● **PROBLEM**:
Your task is to write out the complete listing exactly as it is shown.

[Excerpts from a figure dataset]

####

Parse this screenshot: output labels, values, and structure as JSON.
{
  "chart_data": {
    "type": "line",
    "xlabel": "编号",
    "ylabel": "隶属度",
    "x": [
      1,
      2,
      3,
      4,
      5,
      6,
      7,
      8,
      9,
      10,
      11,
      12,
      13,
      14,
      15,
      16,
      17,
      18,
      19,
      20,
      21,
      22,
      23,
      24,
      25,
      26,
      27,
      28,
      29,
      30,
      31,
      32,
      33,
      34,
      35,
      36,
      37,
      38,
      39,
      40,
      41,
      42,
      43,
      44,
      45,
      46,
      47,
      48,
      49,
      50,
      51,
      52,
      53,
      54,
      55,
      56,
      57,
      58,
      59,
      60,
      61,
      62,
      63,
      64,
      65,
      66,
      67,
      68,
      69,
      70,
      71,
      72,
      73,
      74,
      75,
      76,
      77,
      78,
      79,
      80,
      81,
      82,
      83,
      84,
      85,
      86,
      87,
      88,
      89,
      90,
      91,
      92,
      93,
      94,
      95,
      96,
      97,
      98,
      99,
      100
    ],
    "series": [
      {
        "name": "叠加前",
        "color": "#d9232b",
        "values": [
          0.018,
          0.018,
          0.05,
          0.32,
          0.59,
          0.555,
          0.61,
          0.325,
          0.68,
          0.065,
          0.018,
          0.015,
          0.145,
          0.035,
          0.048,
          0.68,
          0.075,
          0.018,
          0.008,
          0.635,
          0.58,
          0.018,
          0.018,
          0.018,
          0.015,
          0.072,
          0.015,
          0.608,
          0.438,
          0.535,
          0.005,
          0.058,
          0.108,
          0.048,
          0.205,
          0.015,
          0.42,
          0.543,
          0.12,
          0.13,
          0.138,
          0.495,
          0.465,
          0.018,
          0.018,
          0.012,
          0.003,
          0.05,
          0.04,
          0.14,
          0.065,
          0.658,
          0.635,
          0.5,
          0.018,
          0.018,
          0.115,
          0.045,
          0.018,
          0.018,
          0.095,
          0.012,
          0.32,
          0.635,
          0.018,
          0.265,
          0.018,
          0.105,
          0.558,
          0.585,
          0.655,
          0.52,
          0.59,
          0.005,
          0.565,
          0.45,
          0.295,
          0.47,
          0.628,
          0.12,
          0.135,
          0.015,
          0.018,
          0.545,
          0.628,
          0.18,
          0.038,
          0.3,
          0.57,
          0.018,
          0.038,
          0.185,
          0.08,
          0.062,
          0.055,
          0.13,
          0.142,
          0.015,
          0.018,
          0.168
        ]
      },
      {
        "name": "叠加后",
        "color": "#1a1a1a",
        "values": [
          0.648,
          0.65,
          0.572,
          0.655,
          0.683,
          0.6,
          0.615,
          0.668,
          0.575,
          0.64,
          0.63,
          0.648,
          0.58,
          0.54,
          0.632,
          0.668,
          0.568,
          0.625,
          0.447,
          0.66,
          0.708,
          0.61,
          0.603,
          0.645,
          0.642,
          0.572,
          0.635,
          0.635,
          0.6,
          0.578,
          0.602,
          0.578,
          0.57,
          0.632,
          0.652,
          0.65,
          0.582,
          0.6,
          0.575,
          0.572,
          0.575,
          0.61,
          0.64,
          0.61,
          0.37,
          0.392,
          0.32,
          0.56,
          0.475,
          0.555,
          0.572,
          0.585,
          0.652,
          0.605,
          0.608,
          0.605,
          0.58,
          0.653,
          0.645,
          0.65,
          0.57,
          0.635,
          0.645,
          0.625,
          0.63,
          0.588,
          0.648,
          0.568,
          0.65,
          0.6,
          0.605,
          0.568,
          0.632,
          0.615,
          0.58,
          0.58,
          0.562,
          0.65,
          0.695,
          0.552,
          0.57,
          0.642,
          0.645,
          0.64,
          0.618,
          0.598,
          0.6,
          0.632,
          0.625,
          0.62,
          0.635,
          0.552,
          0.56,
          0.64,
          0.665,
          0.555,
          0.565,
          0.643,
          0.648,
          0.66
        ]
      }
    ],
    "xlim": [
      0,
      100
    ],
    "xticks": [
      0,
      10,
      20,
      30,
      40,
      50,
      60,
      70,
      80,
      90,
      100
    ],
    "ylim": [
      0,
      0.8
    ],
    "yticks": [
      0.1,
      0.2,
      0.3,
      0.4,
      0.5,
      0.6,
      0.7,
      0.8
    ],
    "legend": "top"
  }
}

####

● **WORKED SOLUTION**:
Parse this screenshot: output labels, values, and structure as JSON.
{
  "chart_data": {
    "type": "line",
    "xlabel": "编号",
    "ylabel": "隶属度",
    "x": [
      1,
      2,
      3,
      4,
      5,
      6,
      7,
      8,
      9,
      10,
      11,
      12,
      13,
      14,
      15,
      16,
      17,
      18,
      19,
      20,
      21,
      22,
      23,
      24,
      25,
      26,
      27,
      28,
      29,
      30,
      31,
      32,
      33,
      34,
      35,
      36,
      37,
      38,
      39,
      40,
      41,
      42,
      43,
      44,
      45,
      46,
      47,
      48,
      49,
      50,
      51,
      52,
      53,
      54,
      55,
      56,
      57,
      58,
      59,
      60,
      61,
      62,
      63,
      64,
      65,
      66,
      67,
      68,
      69,
      70,
      71,
      72,
      73,
      74,
      75,
      76,
      77,
      78,
      79,
      80,
      81,
      82,
      83,
      84,
      85,
      86,
      87,
      88,
      89,
      90,
      91,
      92,
      93,
      94,
      95,
      96,
      97,
      98,
      99,
      100
    ],
    "series": [
      {
        "name": "叠加前",
        "color": "#d9232b",
        "values": [
          0.018,
          0.018,
          0.05,
          0.32,
          0.59,
          0.555,
          0.61,
          0.325,
          0.68,
          0.065,
          0.018,
          0.015,
          0.145,
          0.035,
          0.048,
          0.68,
          0.075,
          0.018,
          0.008,
          0.635,
          0.58,
          0.018,
          0.018,
          0.018,
          0.015,
          0.072,
          0.015,
          0.608,
          0.438,
          0.535,
          0.005,
          0.058,
          0.108,
          0.048,
          0.205,
          0.015,
          0.42,
          0.543,
          0.12,
          0.13,
          0.138,
          0.495,
          0.465,
          0.018,
          0.018,
          0.012,
          0.003,
          0.05,
          0.04,
          0.14,
          0.065,
          0.658,
          0.635,
          0.5,
          0.018,
          0.018,
          0.115,
          0.045,
          0.018,
          0.018,
          0.095,
          0.012,
          0.32,
          0.635,
          0.018,
          0.265,
          0.018,
          0.105,
          0.558,
          0.585,
          0.655,
          0.52,
          0.59,
          0.005,
          0.565,
          0.45,
          0.295,
          0.47,
          0.628,
          0.12,
          0.135,
          0.015,
          0.018,
          0.545,
          0.628,
          0.18,
          0.038,
          0.3,
          0.57,
          0.018,
          0.038,
          0.185,
          0.08,
          0.062,
          0.055,
          0.13,
          0.142,
          0.015,
          0.018,
          0.168
        ]
      },
      {
        "name": "叠加后",
        "color": "#1a1a1a",
        "values": [
          0.648,
          0.65,
          0.572,
          0.655,
          0.683,
          0.6,
          0.615,
          0.668,
          0.575,
          0.64,
          0.63,
          0.648,
          0.58,
          0.54,
          0.632,
          0.668,
          0.568,
          0.625,
          0.447,
          0.66,
          0.708,
          0.61,
          0.603,
          0.645,
          0.642,
          0.572,
          0.635,
          0.635,
          0.6,
          0.578,
          0.602,
          0.578,
          0.57,
          0.632,
          0.652,
          0.65,
          0.582,
          0.6,
          0.575,
          0.572,
          0.575,
          0.61,
          0.64,
          0.61,
          0.37,
          0.392,
          0.32,
          0.56,
          0.475,
          0.555,
          0.572,
          0.585,
          0.652,
          0.605,
          0.608,
          0.605,
          0.58,
          0.653,
          0.645,
          0.65,
          0.57,
          0.635,
          0.645,
          0.625,
          0.63,
          0.588,
          0.648,
          0.568,
          0.65,
          0.6,
          0.605,
          0.568,
          0.632,
          0.615,
          0.58,
          0.58,
          0.562,
          0.65,
          0.695,
          0.552,
          0.57,
          0.642,
          0.645,
          0.64,
          0.618,
          0.598,
          0.6,
          0.632,
          0.625,
          0.62,
          0.635,
          0.552,
          0.56,
          0.64,
          0.665,
          0.555,
          0.565,
          0.643,
          0.648,
          0.66
        ]
      }
    ],
    "xlim": [
      0,
      100
    ],
    "xticks": [
      0,
      10,
      20,
      30,
      40,
      50,
      60,
      70,
      80,
      90,
      100
    ],
    "ylim": [
      0,
      0.8
    ],
    "yticks": [
      0.1,
      0.2,
      0.3,
      0.4,
      0.5,
      0.6,
      0.7,
      0.8
    ],
    "legend": "top"
  }
}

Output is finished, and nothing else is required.